>> BEGIN
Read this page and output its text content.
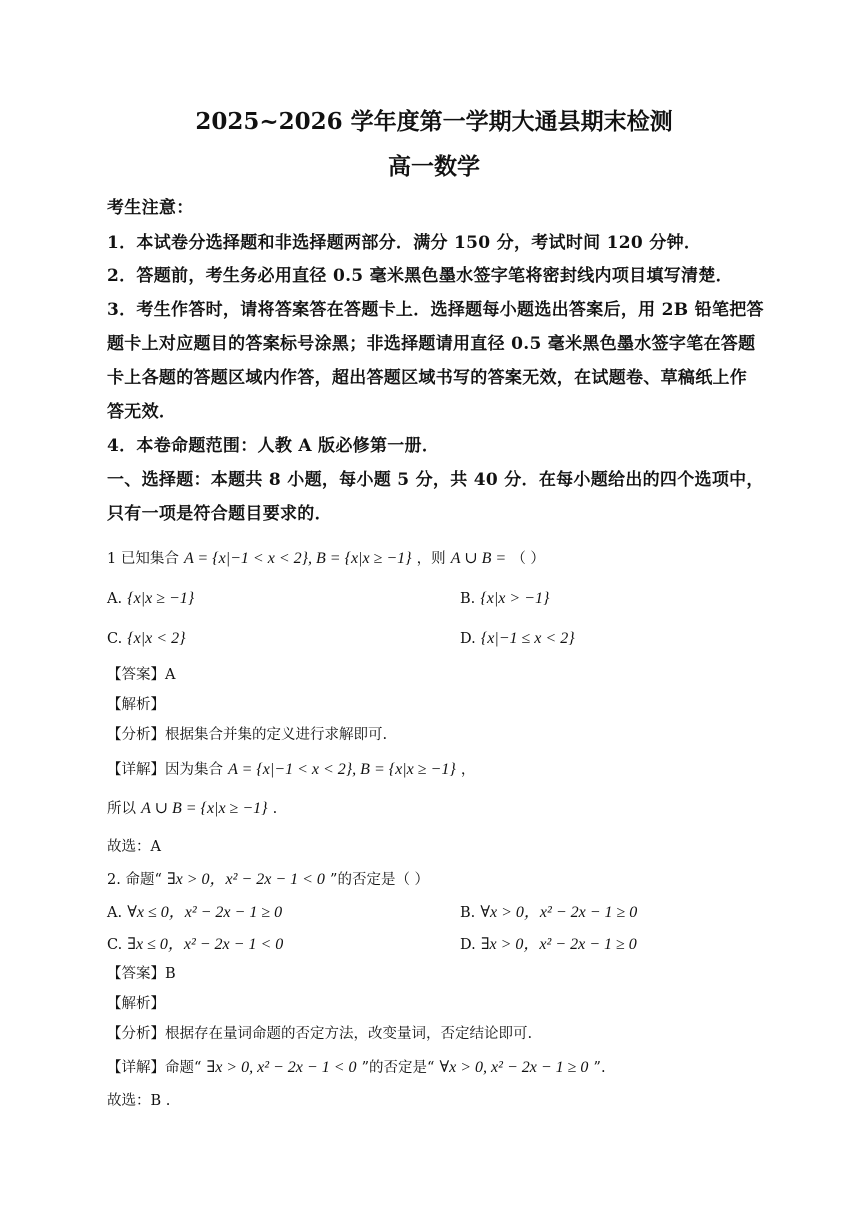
2025~2026 学年度第一学期大通县期末检测
高一数学
考生注意：
1．本试卷分选择题和非选择题两部分．满分 150 分，考试时间 120 分钟．
2．答题前，考生务必用直径 0.5 毫米黑色墨水签字笔将密封线内项目填写清楚．
3．考生作答时，请将答案答在答题卡上．选择题每小题选出答案后，用 2B 铅笔把答
题卡上对应题目的答案标号涂黑；非选择题请用直径 0.5 毫米黑色墨水签字笔在答题
卡上各题的答题区域内作答，超出答题区域书写的答案无效，在试题卷、草稿纸上作
答无效．
4．本卷命题范围：人教 A 版必修第一册．
一、选择题：本题共 8 小题，每小题 5 分，共 40 分．在每小题给出的四个选项中，
只有一项是符合题目要求的．
1 已知集合 A = {x|−1 < x < 2}, B = {x|x ≥ −1} ，则 A ∪ B = （ ）
A. {x|x ≥ −1}	B. {x|x > −1}
C. {x|x < 2}	D. {x|−1 ≤ x < 2}
【答案】A
【解析】
【分析】根据集合并集的定义进行求解即可.
【详解】因为集合 A = {x|−1 < x < 2}, B = {x|x ≥ −1} ，
所以 A ∪ B = {x|x ≥ −1} .
故选：A
2. 命题“ ∃x > 0，x² − 2x − 1 < 0 ”的否定是（ ）
A. ∀x ≤ 0，x² − 2x − 1 ≥ 0	B. ∀x > 0，x² − 2x − 1 ≥ 0
C. ∃x ≤ 0，x² − 2x − 1 < 0	D. ∃x > 0，x² − 2x − 1 ≥ 0
【答案】B
【解析】
【分析】根据存在量词命题的否定方法，改变量词，否定结论即可.
【详解】命题“ ∃x > 0, x² − 2x − 1 < 0 ”的否定是“ ∀x > 0, x² − 2x − 1 ≥ 0 ”.
故选：B .
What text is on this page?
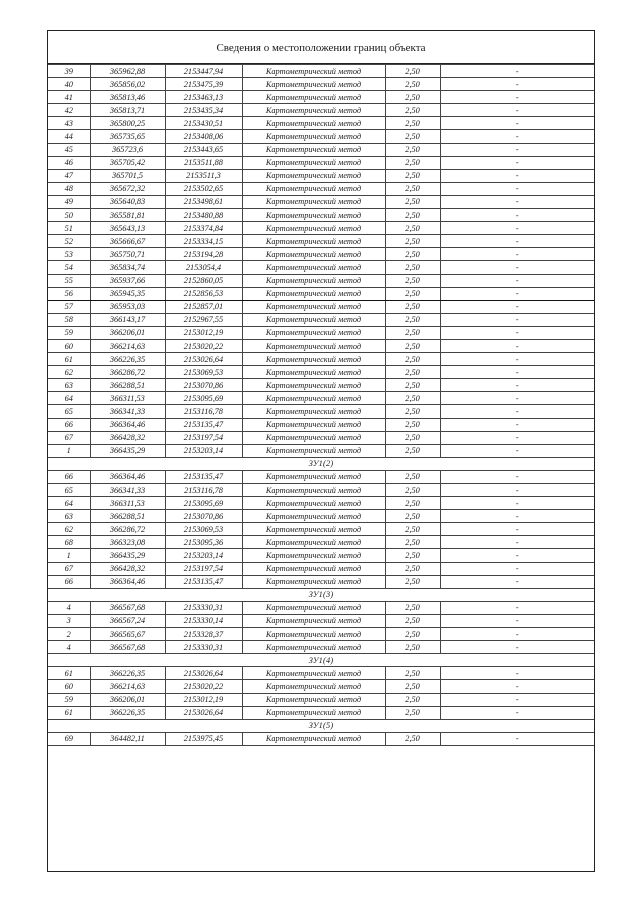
Сведения о местоположении границ объекта
39	365962,88	2153447,94	Картометрический метод	2,50	-
40	365856,02	2153475,39	Картометрический метод	2,50	-
41	365813,46	2153463,13	Картометрический метод	2,50	-
42	365813,71	2153435,34	Картометрический метод	2,50	-
43	365800,25	2153430,51	Картометрический метод	2,50	-
44	365735,65	2153408,06	Картометрический метод	2,50	-
45	365723,6	2153443,65	Картометрический метод	2,50	-
46	365705,42	2153511,88	Картометрический метод	2,50	-
47	365701,5	2153511,3	Картометрический метод	2,50	-
48	365672,32	2153502,65	Картометрический метод	2,50	-
49	365640,83	2153498,61	Картометрический метод	2,50	-
50	365581,81	2153480,88	Картометрический метод	2,50	-
51	365643,13	2153374,84	Картометрический метод	2,50	-
52	365666,67	2153334,15	Картометрический метод	2,50	-
53	365750,71	2153194,28	Картометрический метод	2,50	-
54	365834,74	2153054,4	Картометрический метод	2,50	-
55	365937,66	2152860,05	Картометрический метод	2,50	-
56	365945,35	2152856,53	Картометрический метод	2,50	-
57	365953,03	2152857,01	Картометрический метод	2,50	-
58	366143,17	2152967,55	Картометрический метод	2,50	-
59	366206,01	2153012,19	Картометрический метод	2,50	-
60	366214,63	2153020,22	Картометрический метод	2,50	-
61	366226,35	2153026,64	Картометрический метод	2,50	-
62	366286,72	2153069,53	Картометрический метод	2,50	-
63	366288,51	2153070,86	Картометрический метод	2,50	-
64	366311,53	2153095,69	Картометрический метод	2,50	-
65	366341,33	2153116,78	Картометрический метод	2,50	-
66	366364,46	2153135,47	Картометрический метод	2,50	-
67	366428,32	2153197,54	Картометрический метод	2,50	-
1	366435,29	2153203,14	Картометрический метод	2,50	-
ЗУ1(2)					
66	366364,46	2153135,47	Картометрический метод	2,50	-
65	366341,33	2153116,78	Картометрический метод	2,50	-
64	366311,53	2153095,69	Картометрический метод	2,50	-
63	366288,51	2153070,86	Картометрический метод	2,50	-
62	366286,72	2153069,53	Картометрический метод	2,50	-
68	366323,08	2153095,36	Картометрический метод	2,50	-
1	366435,29	2153203,14	Картометрический метод	2,50	-
67	366428,32	2153197,54	Картометрический метод	2,50	-
66	366364,46	2153135,47	Картометрический метод	2,50	-
ЗУ1(3)					
4	366567,68	2153330,31	Картометрический метод	2,50	-
3	366567,24	2153330,14	Картометрический метод	2,50	-
2	366565,67	2153328,37	Картометрический метод	2,50	-
4	366567,68	2153330,31	Картометрический метод	2,50	-
ЗУ1(4)					
61	366226,35	2153026,64	Картометрический метод	2,50	-
60	366214,63	2153020,22	Картометрический метод	2,50	-
59	366206,01	2153012,19	Картометрический метод	2,50	-
61	366226,35	2153026,64	Картометрический метод	2,50	-
ЗУ1(5)					
69	364482,11	2153975,45	Картометрический метод	2,50	-
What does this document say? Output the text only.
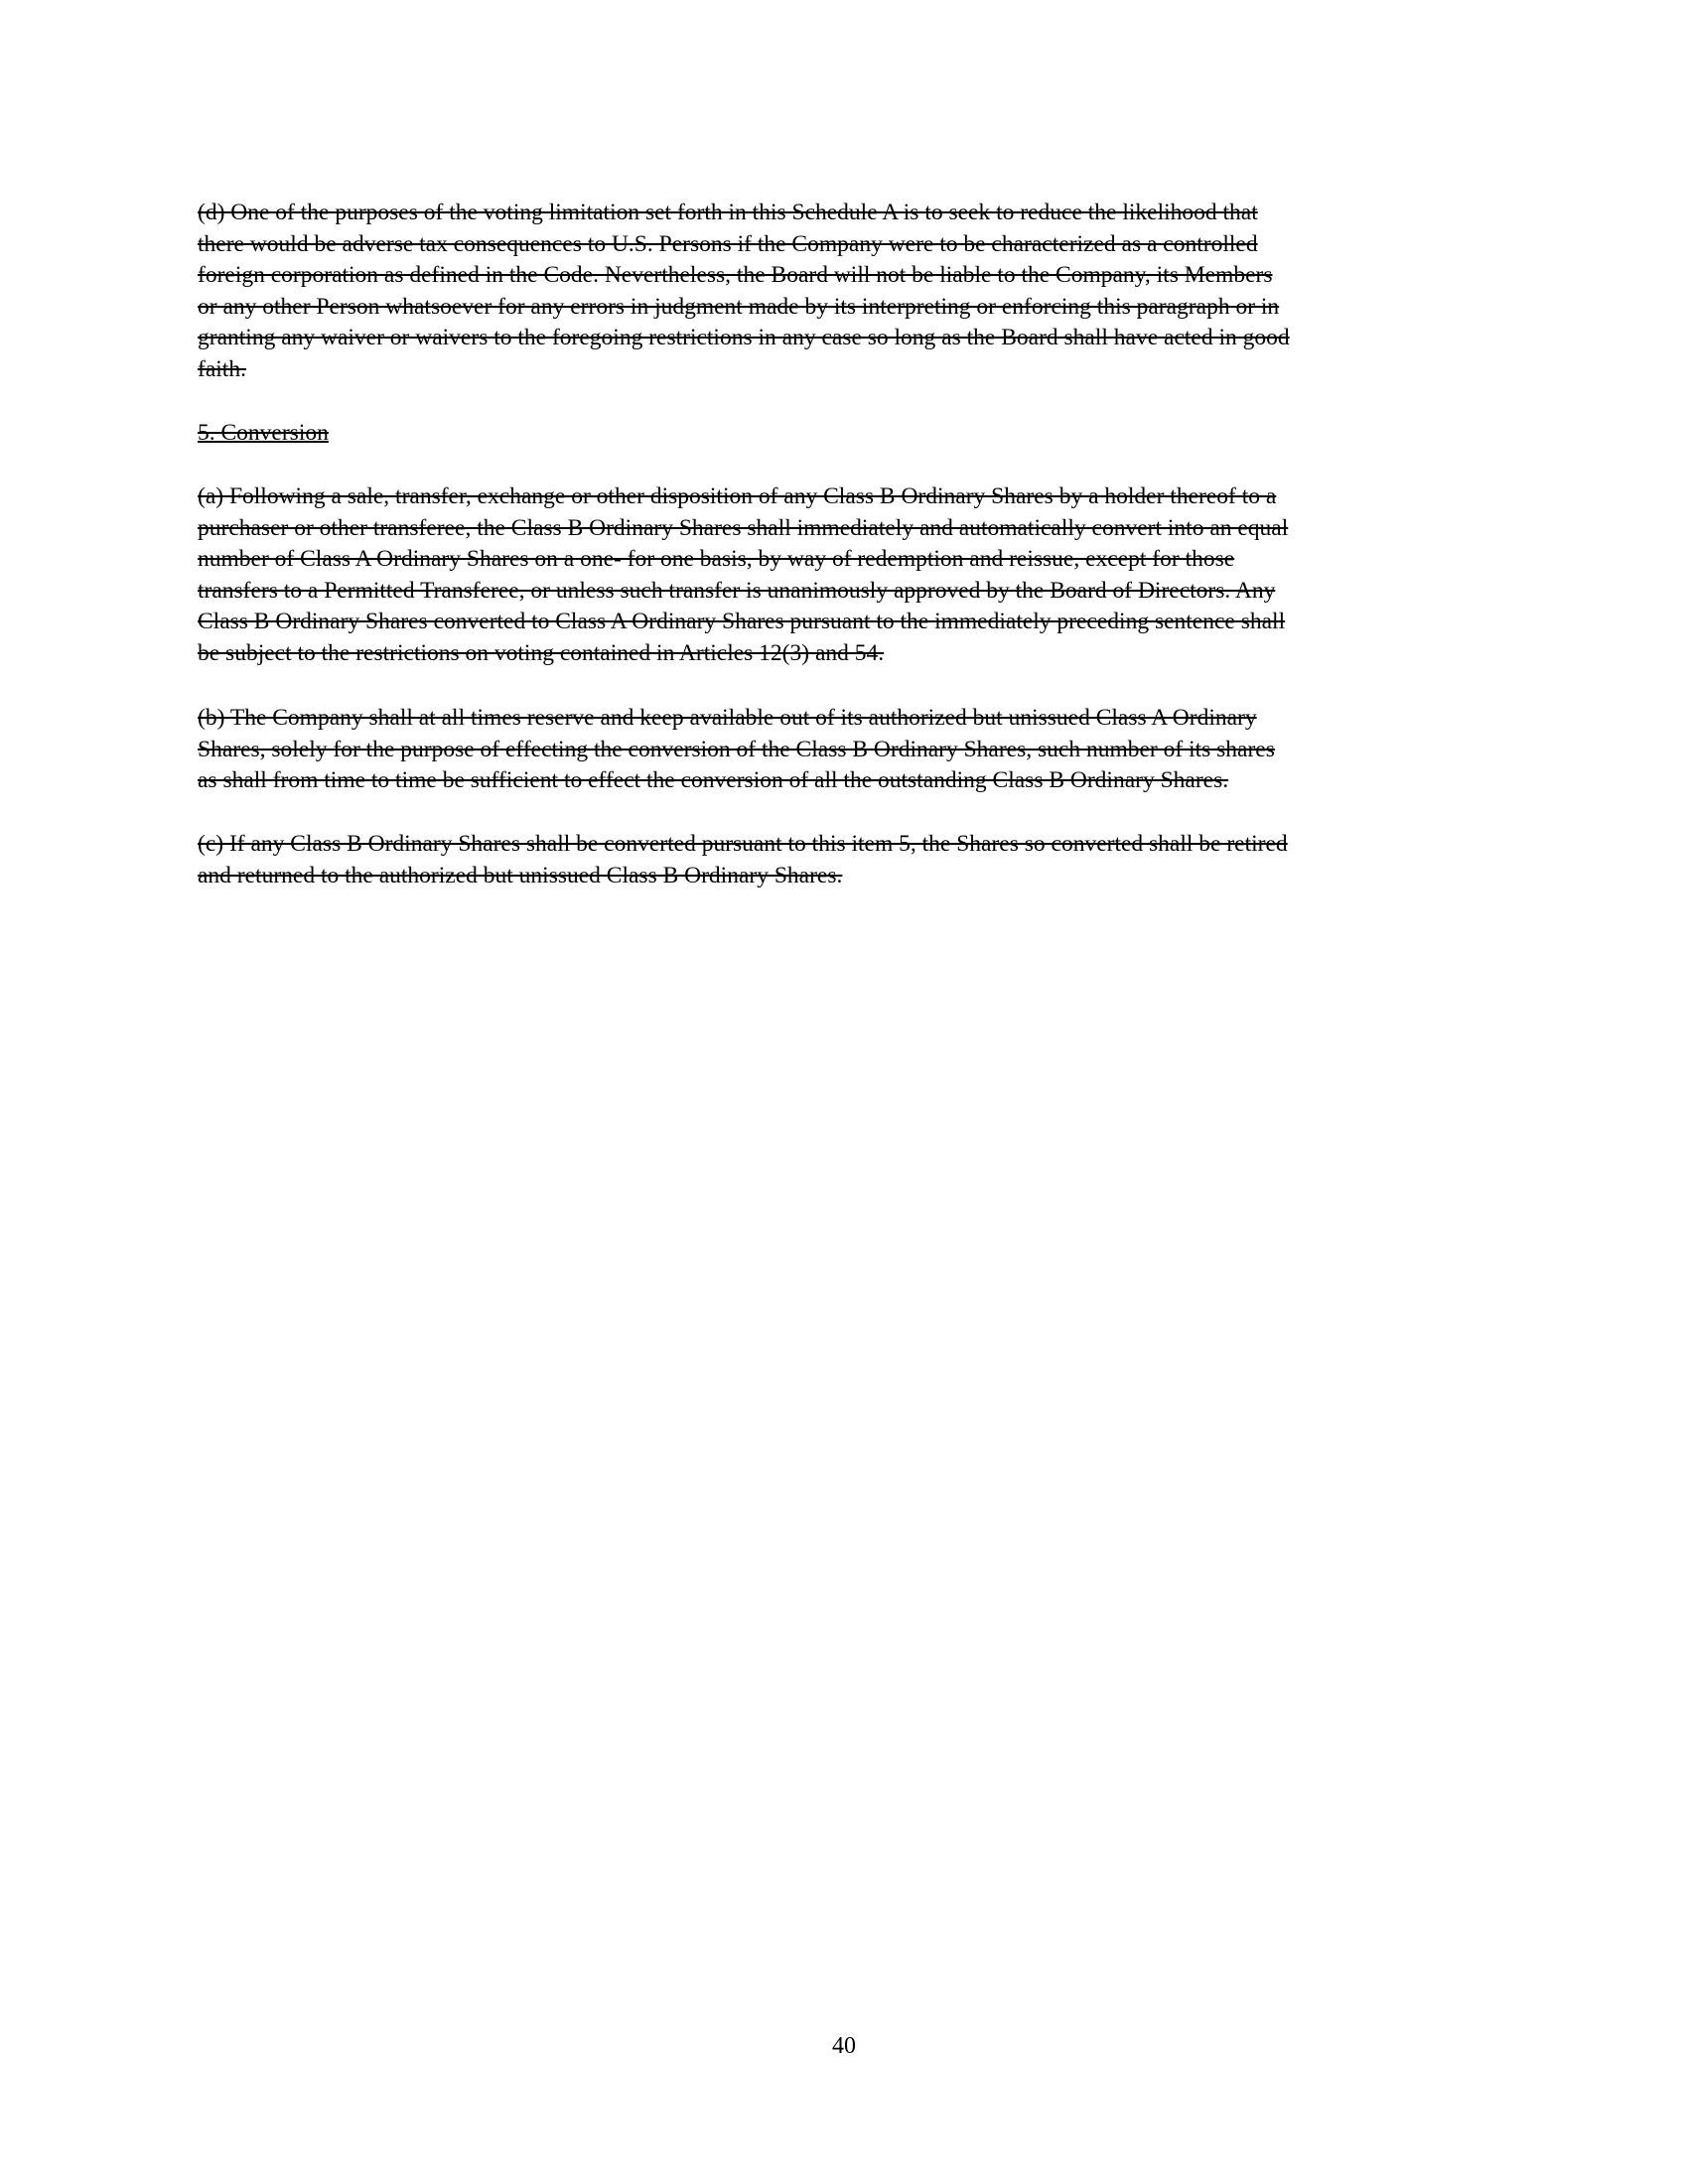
(d) One of the purposes of the voting limitation set forth in this Schedule A is to seek to reduce the likelihood that
there would be adverse tax consequences to U.S. Persons if the Company were to be characterized as a controlled
foreign corporation as defined in the Code. Nevertheless, the Board will not be liable to the Company, its Members
or any other Person whatsoever for any errors in judgment made by its interpreting or enforcing this paragraph or in
granting any waiver or waivers to the foregoing restrictions in any case so long as the Board shall have acted in good
faith.
5. Conversion
(a) Following a sale, transfer, exchange or other disposition of any Class B Ordinary Shares by a holder thereof to a
purchaser or other transferee, the Class B Ordinary Shares shall immediately and automatically convert into an equal
number of Class A Ordinary Shares on a one- for one basis, by way of redemption and reissue, except for those
transfers to a Permitted Transferee, or unless such transfer is unanimously approved by the Board of Directors. Any
Class B Ordinary Shares converted to Class A Ordinary Shares pursuant to the immediately preceding sentence shall
be subject to the restrictions on voting contained in Articles 12(3) and 54.
(b) The Company shall at all times reserve and keep available out of its authorized but unissued Class A Ordinary
Shares, solely for the purpose of effecting the conversion of the Class B Ordinary Shares, such number of its shares
as shall from time to time be sufficient to effect the conversion of all the outstanding Class B Ordinary Shares.
(c) If any Class B Ordinary Shares shall be converted pursuant to this item 5, the Shares so converted shall be retired
and returned to the authorized but unissued Class B Ordinary Shares.
40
>> END
## Written instruction
Using the material above, report each line where "such" occurs.

## Response to the task
transfers to a Permitted Transferee, or unless such transfer is unanimously approved by the Board of Directors. Any
Shares, solely for the purpose of effecting the conversion of the Class B Ordinary Shares, such number of its shares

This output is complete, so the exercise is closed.